(DOCUMENT SECTION):
'''
A cathedra is the raised throne of a bishop in the early Christian basilica. [1] When used with this meaning, it may also be called the bishop's throne. With time, the related term cathedral became synonymous with the "seat", or principal church, of a bishopric. [1]


The word in modern languages derives from a normal Greek word καθέδρα [kathédra], meaning "seat", with no special religious connotations, and the Latin cathedra, specifically a chair with arms.[ citation needed ]

It is a symbol of the bishop's teaching authority in the Catholic Church, the Orthodox Church, and the Anglican Communion churches.[ citation needed ]


The English word "cathedra", plural cathedrae, comes from the Latin word for "armchair", itself derived from the Greek. After the 4th century, the term's Roman connotations of authority reserved for the Emperor were adopted by bishops. It is closely related to the etymology of the word chair.
'''
(THE TASKS):
1. Answer these about the cathedra text:
(a) What other name can a cathedra have in this sense?
(b) What does the Greek word καθέδρα mean?
(c) After which century did bishops adopt the term's Roman connotations of authority?
2. Revise the cathedra text from "It is a symbol" down to "the word chair.", changing "armchair" to "chair with arms".
The data after this point has nothing to do with the cathedra text.

(DATASET EXTRACT):
'''
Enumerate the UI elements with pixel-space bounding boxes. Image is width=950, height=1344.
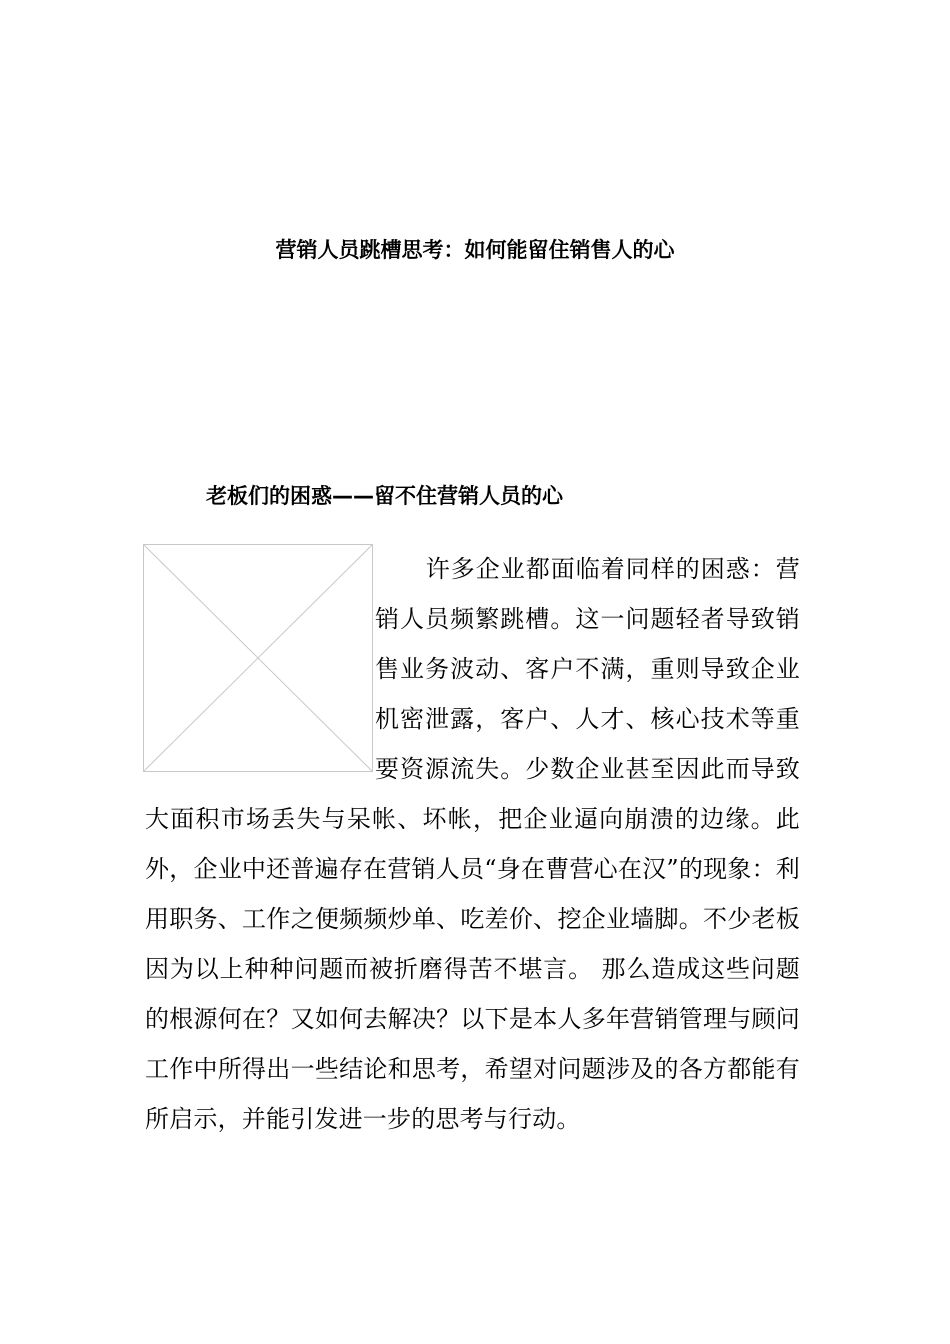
page-title: 营销人员跳槽思考：如何能留住销售人的心 xyxy=(275,238,675,262)
section-heading: 老板们的困惑——留不住营销人员的心 xyxy=(206,484,563,508)
image-placeholder xyxy=(143,544,373,772)
article-body xyxy=(145,544,800,1144)
broken-image-icon xyxy=(143,544,373,772)
intro-paragraph-text: 许多企业都面临着同样的困惑：营销人员频繁跳槽。这一问题轻者导致销售业务波动、客户不满，重则导致企业机密泄露，客户、人才、核心技术等重要资源流失。少数企业甚至因此而导致大面积市场丢失与呆帐、坏帐，把企业逼向崩溃的边缘。此外，企业中还普遍存在营销人员“身在曹营心在汉”的现象：利用职务、工作之便频频炒单、吃差价、挖企业墙脚。不少老板因为以上种种问题而被折磨得苦不堪言。 那么造成这些问题的根源何在？又如何去解决？以下是本人多年营销管理与顾问工作中所得出一些结论和思考，希望对问题涉及的各方都能有所启示，并能引发进一步的思考与行动。 xyxy=(145,555,800,1133)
'''
(ANSWERS FOR THE TASKS):
1.
(a) The bishop's throne.
(b) "Seat."
(c) The 4th century.

2.
It is a symbol of the bishop's teaching authority in the Catholic Church, the Orthodox Church, and the Anglican Communion churches.[ citation needed ]


The English word "cathedra", plural cathedrae, comes from the Latin word for "chair with arms", itself derived from the Greek. After the 4th century, the term's Roman connotations of authority reserved for the Emperor were adopted by bishops. It is closely related to the etymology of the word chair.